**Saved entries**

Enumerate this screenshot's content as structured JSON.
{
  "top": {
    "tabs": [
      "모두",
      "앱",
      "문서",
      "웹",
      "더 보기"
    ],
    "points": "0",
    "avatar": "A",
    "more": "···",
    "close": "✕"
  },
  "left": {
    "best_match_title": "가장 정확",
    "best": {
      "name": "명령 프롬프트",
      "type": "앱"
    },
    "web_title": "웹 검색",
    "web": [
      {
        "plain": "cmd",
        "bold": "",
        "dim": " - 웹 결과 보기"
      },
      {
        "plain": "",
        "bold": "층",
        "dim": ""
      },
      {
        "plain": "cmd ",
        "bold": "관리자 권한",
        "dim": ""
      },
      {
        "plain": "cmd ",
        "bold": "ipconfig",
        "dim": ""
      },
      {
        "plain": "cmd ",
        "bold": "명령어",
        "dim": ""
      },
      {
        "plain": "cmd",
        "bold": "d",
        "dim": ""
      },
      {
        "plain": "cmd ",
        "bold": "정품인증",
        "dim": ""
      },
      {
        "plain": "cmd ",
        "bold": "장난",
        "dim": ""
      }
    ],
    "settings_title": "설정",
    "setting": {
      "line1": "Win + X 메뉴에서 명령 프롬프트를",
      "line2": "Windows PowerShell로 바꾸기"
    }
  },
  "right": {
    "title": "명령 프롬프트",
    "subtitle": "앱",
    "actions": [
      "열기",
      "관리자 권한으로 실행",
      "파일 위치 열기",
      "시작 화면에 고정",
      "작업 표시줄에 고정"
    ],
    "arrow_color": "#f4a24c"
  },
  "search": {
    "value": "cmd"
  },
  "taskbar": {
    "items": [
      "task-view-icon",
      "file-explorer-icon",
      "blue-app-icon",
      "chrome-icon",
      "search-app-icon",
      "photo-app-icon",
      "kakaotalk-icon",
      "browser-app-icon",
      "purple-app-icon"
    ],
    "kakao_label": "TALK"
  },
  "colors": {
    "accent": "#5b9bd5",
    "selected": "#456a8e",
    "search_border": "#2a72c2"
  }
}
---
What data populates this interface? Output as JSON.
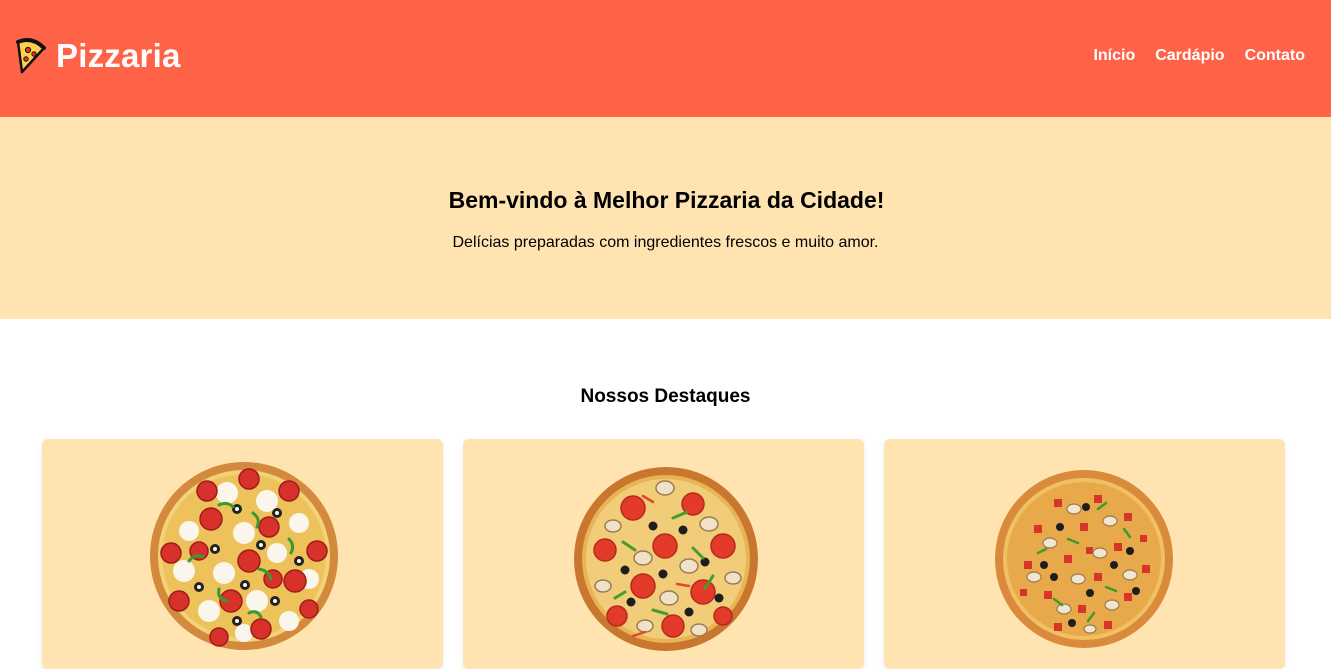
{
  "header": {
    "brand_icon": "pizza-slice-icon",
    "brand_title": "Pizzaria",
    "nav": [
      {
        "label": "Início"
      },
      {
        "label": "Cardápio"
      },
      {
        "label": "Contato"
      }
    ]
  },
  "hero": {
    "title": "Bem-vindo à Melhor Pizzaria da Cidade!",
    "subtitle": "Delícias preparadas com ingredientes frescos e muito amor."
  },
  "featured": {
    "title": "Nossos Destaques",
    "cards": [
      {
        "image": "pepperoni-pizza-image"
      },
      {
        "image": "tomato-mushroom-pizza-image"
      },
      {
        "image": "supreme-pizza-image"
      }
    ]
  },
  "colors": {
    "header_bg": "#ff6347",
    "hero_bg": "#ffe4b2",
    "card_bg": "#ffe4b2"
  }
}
--
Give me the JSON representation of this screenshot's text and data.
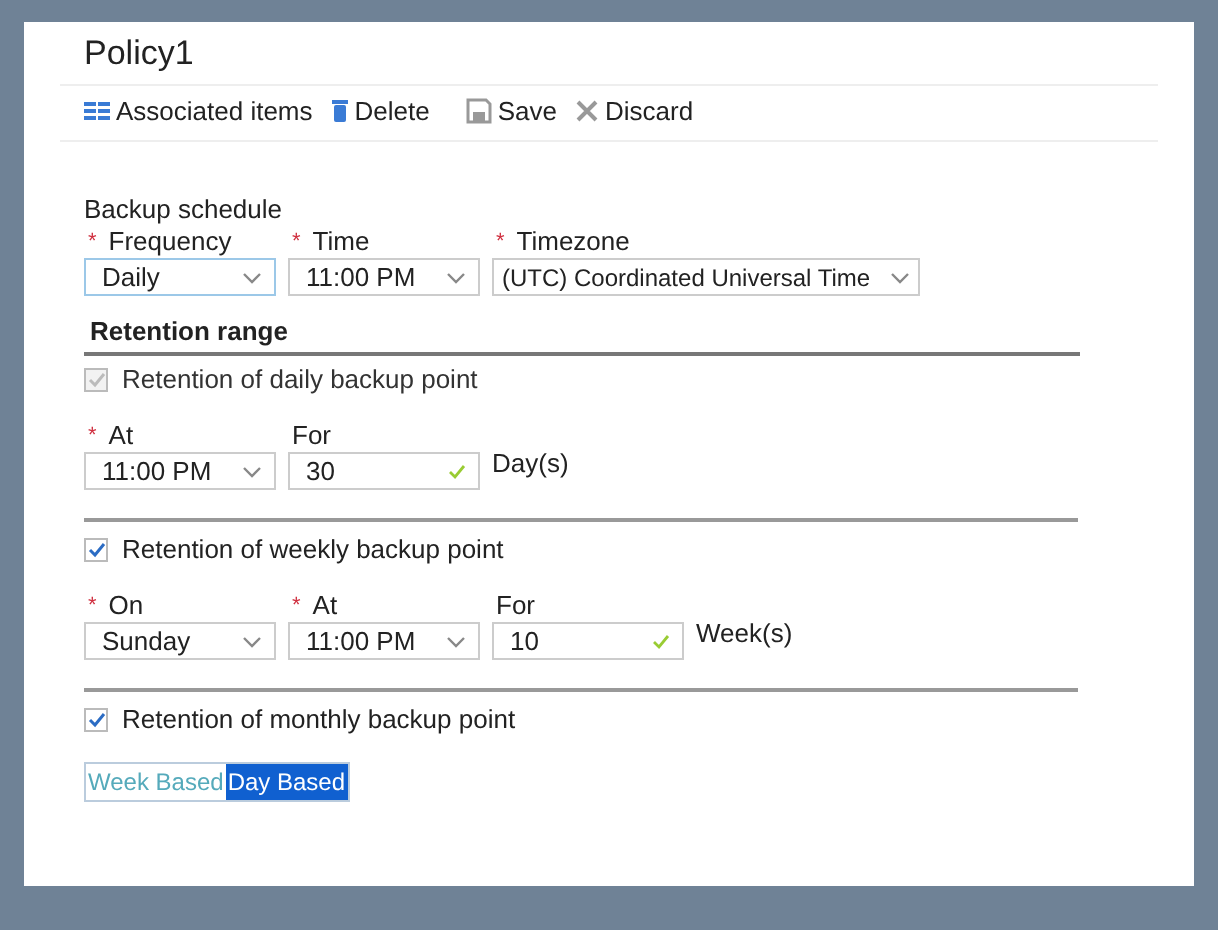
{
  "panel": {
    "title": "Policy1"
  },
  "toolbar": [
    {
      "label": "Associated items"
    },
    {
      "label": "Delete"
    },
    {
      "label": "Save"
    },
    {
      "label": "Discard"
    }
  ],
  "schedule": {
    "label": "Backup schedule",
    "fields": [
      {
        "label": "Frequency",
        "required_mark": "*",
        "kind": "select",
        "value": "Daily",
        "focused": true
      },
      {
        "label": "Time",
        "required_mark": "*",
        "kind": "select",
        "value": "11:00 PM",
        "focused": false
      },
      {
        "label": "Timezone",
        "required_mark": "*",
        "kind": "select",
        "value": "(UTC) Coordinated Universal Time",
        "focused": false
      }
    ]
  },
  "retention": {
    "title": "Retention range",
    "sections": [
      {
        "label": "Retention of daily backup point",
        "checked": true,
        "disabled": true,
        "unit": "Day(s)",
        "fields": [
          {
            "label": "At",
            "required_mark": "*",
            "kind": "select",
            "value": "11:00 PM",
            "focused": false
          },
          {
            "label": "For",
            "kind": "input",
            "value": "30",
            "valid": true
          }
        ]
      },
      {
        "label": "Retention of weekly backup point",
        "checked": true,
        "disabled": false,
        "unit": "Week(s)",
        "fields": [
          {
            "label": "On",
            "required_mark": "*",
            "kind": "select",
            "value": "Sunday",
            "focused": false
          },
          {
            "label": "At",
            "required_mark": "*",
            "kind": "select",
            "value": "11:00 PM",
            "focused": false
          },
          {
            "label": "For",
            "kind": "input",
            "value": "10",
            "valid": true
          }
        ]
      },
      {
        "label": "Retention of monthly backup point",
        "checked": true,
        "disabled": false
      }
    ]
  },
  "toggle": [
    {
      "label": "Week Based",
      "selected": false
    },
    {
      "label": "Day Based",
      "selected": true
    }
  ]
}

**DIRECTIVE**
Collect every line from the records above that contains the word "subtitle".

**COMPLETED TASK**
    "subtitle": "앱",
    "subtitle": "Delícias preparadas com ingredientes frescos e muito amor."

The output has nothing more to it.